:: ЦИТИРУЕМЫЙ ФРАГМЕНТ ::
********************

В этом свидетельстве К. Чуковского для нас важны три момента:
1. Осознание того, что Заболоцкий не просто находится в традиции Державин — Тютчев, но сам является звеном этой традиции. У К. Чуковского было то же ощущение, что и у самого Заболоцкого, когда он писал, что «Баратынский и Тютчев восполнили в русской поэзии XIX века то, что так недоставало Пушкину и что с такой чудесной силой проявилось в Гёте» (в письме к Е.В. Заболоцкой).
2. «Рано или поздно». Рано. За 50 лет посмертной жизни Заболоцкий получил стремительное признание и окончательное превращение в классика.
3. «Советская культура, может быть, даже против воли». В 60—80-е годы XX века в недрах незыблемой еще советской литературы началось интенсивное осмысление Заболоцкого. Говорится: время работало на поэта. Но есть и конкретные силы, слагаемые человеческого фактора времени; это — критика (необходим сборник статей «Заболоцкий — в критике: 50 лет», который мог бы со всей отчетливостью показать, сколь много сделала критическая мысль для понимания феномена поэта); это — читатель (хорошо бы собрать уникальные читательские свидетельства, разбросанные по частным письмам и архивам); и, наконец, это — современная поэзия, в которой Заболоцкий остается — без хрестоматийной позолоты — на сегодняшний день самым живым, востребованным автором.
***
И все же... Если мы признаем, говорим, что существует художественный мир Заболоцкого, то, следовательно, есть и внутри него самодостаточные силы, которые, действуя по своим особым принципам и законам, работали во времени, способствуя превращению поэта в классика.
Как ведет себя Традиция в мире Заболоцкого? Как вел себя Заболоцкий в отношении Традиции?
Замечена связь Заболоцкого именно с системой «притоков», с так называемыми «второстепенными» фигурами в русской классической поэзии. Так, Н. Тихонов называет имя поэта-сатирика XVIII века Нахимова, Н. Степанов — сатирическую оду Г. Державина, А. Турков — в связи с «Торжеством Земледелия» — ироикомические поэмы В. Майкова.

********************

:: ИСХОДНЫЕ ДАННЫЕ ::
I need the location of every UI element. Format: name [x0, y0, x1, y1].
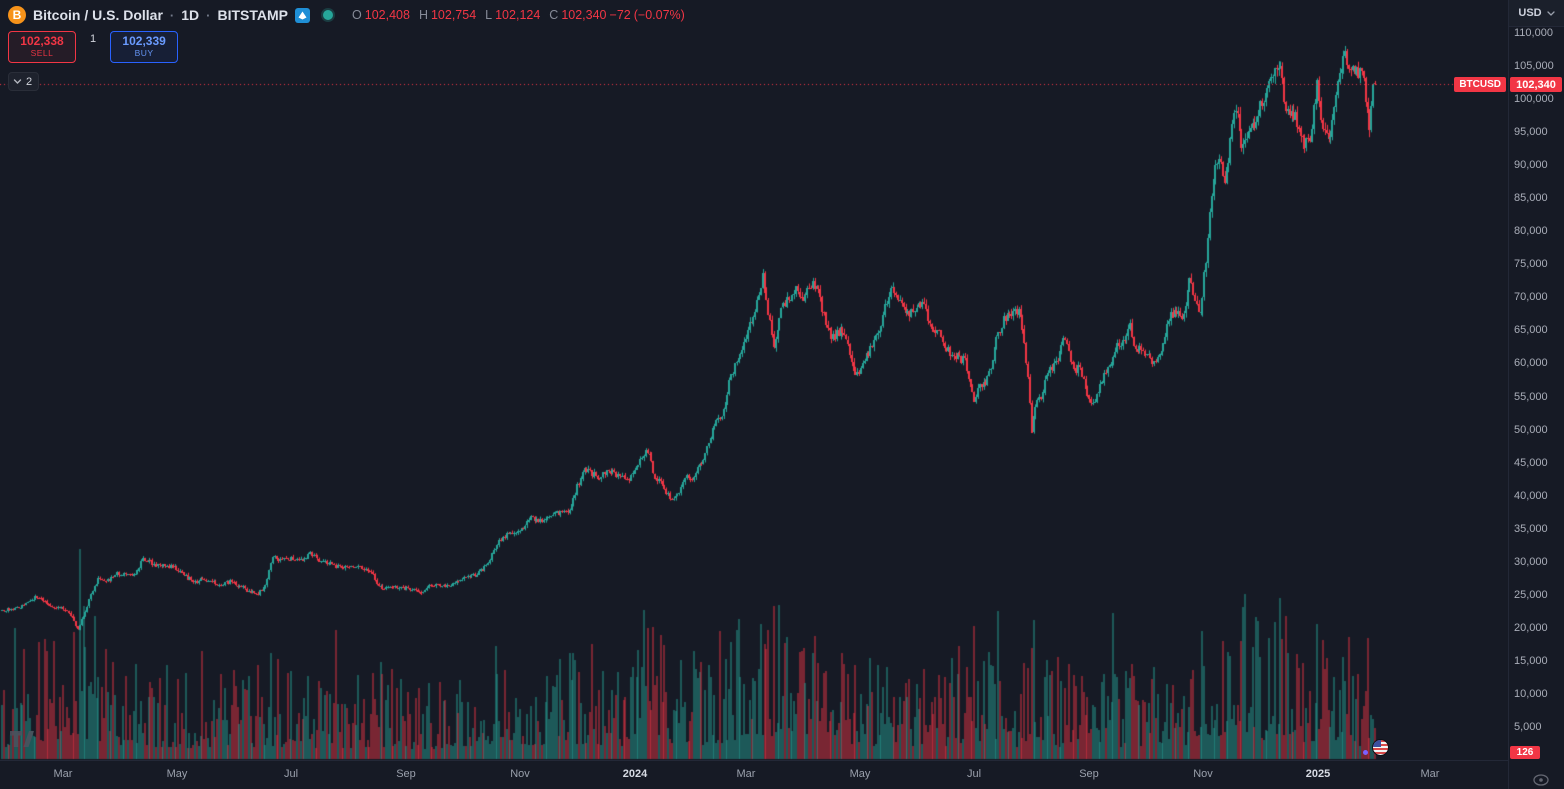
ohlc-low-label: L [485, 8, 493, 22]
time-tick-label: Nov [510, 768, 530, 780]
currency-label: USD [1518, 7, 1542, 19]
flag-blue-field [1373, 740, 1381, 747]
price-tick-label: 95,000 [1514, 126, 1548, 139]
market-status-icon[interactable] [323, 10, 334, 20]
scale-settings-icon[interactable] [1533, 773, 1549, 786]
change-percent: (−0.07%) [633, 8, 685, 22]
price-tick-label: 20,000 [1514, 621, 1548, 634]
time-tick-label: 2024 [622, 768, 648, 780]
price-axis[interactable]: USD 102,340 126 110,000 105,000 100,000 95,… [1508, 0, 1564, 789]
ohlc-readout: O 102,408 H 102,754 L 102,124 C 102,340 … [346, 8, 685, 22]
time-tick-label: Jul [283, 768, 299, 780]
price-tick-label: 5,000 [1514, 721, 1542, 733]
event-flag-icon[interactable] [1372, 739, 1389, 756]
volume-value-label: 126 [1510, 746, 1540, 759]
chevron-down-icon [13, 79, 22, 84]
symbol-title[interactable]: Bitcoin / U.S. Dollar [33, 7, 163, 23]
buy-label: BUY [134, 48, 154, 59]
time-tick-label: Sep [1079, 768, 1099, 780]
sell-label: SELL [30, 48, 54, 59]
price-tick-label: 85,000 [1514, 192, 1548, 205]
time-tick-label: 2025 [1305, 768, 1331, 780]
change-value: −72 [609, 8, 631, 22]
price-tick-label: 60,000 [1514, 357, 1548, 370]
price-tick-label: 25,000 [1514, 588, 1548, 601]
price-tick-label: 80,000 [1514, 225, 1548, 238]
trade-panel: 102,338 SELL 1 102,339 BUY [8, 31, 179, 63]
time-tick-label: May [166, 768, 188, 780]
time-axis[interactable]: Mar May Jul Sep Nov 2024 Mar May Jul Sep Nov 2025 Ma… [0, 760, 1508, 789]
currency-dropdown[interactable]: USD [1509, 0, 1564, 27]
time-tick-label: Mar [53, 768, 73, 780]
separator-dot: · [169, 7, 175, 23]
price-tick-label: 50,000 [1514, 423, 1548, 436]
price-tick-label: 35,000 [1514, 522, 1548, 535]
ohlc-open-label: O [352, 8, 362, 22]
sell-button[interactable]: 102,338 SELL [8, 31, 76, 63]
ohlc-open-value: 102,408 [364, 8, 410, 22]
interval-label[interactable]: 1D [181, 7, 200, 23]
time-tick-label: Mar [736, 768, 756, 780]
spread-value: 1 [90, 33, 97, 45]
price-tick-label: 110,000 [1514, 27, 1553, 39]
time-tick-label: Jul [966, 768, 982, 780]
price-line-symbol-label: BTCUSD [1454, 77, 1506, 92]
price-tick-label: 40,000 [1514, 489, 1548, 502]
chevron-down-icon [1546, 10, 1555, 16]
bitcoin-icon: B [8, 6, 26, 24]
time-tick-label: May [849, 768, 871, 780]
price-tick-label: 65,000 [1514, 324, 1548, 337]
time-tick-label: Mar [1420, 768, 1440, 780]
ohlc-close-label: C [549, 8, 559, 22]
collapse-count: 2 [26, 75, 33, 88]
collapse-legend-button[interactable]: 2 [8, 72, 40, 91]
sell-price: 102,338 [20, 34, 64, 49]
price-tick-label: 105,000 [1514, 60, 1554, 73]
time-tick-label: Nov [1193, 768, 1213, 780]
ohlc-low-value: 102,124 [495, 8, 541, 22]
separator-dot: · [206, 7, 211, 23]
ohlc-high-value: 102,754 [430, 8, 477, 22]
buy-button[interactable]: 102,339 BUY [110, 31, 179, 63]
chart-legend: B Bitcoin / U.S. Dollar · 1D · BITSTAMP … [8, 6, 685, 24]
price-tick-label: 45,000 [1514, 456, 1548, 469]
price-tick-label: 70,000 [1514, 291, 1548, 304]
price-tick-label: 10,000 [1514, 687, 1548, 700]
price-tick-label: 55,000 [1514, 390, 1548, 403]
price-tick-label: 15,000 [1514, 654, 1548, 667]
price-tick-label: 30,000 [1514, 555, 1548, 568]
price-tick-label: 75,000 [1514, 258, 1548, 271]
current-price-label: 102,340 [1510, 77, 1562, 92]
exchange-logo-icon [295, 7, 311, 23]
price-tick-label: 90,000 [1514, 159, 1548, 172]
exchange-label[interactable]: BITSTAMP [217, 7, 289, 23]
ohlc-high-label: H [418, 8, 428, 22]
price-tick-label: 100,000 [1514, 93, 1554, 106]
buy-price: 102,339 [122, 34, 166, 49]
price-chart-canvas[interactable] [0, 0, 1508, 760]
tradingview-logo[interactable] [10, 731, 38, 754]
ohlc-close-value: 102,340 [561, 8, 607, 22]
time-tick-label: Sep [396, 768, 416, 780]
event-marker-dot [1363, 750, 1368, 755]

********************

:: УСЛОВИЕ ЗАДАЧИ ::
С какими произведениями А. Турков связывает «Торжество Земледелия», согласно фрагменту о Заболоцком?

:: РЕШЕНИЕ ЗАДАЧИ ::
С ироикомическими поэмами В. Майкова.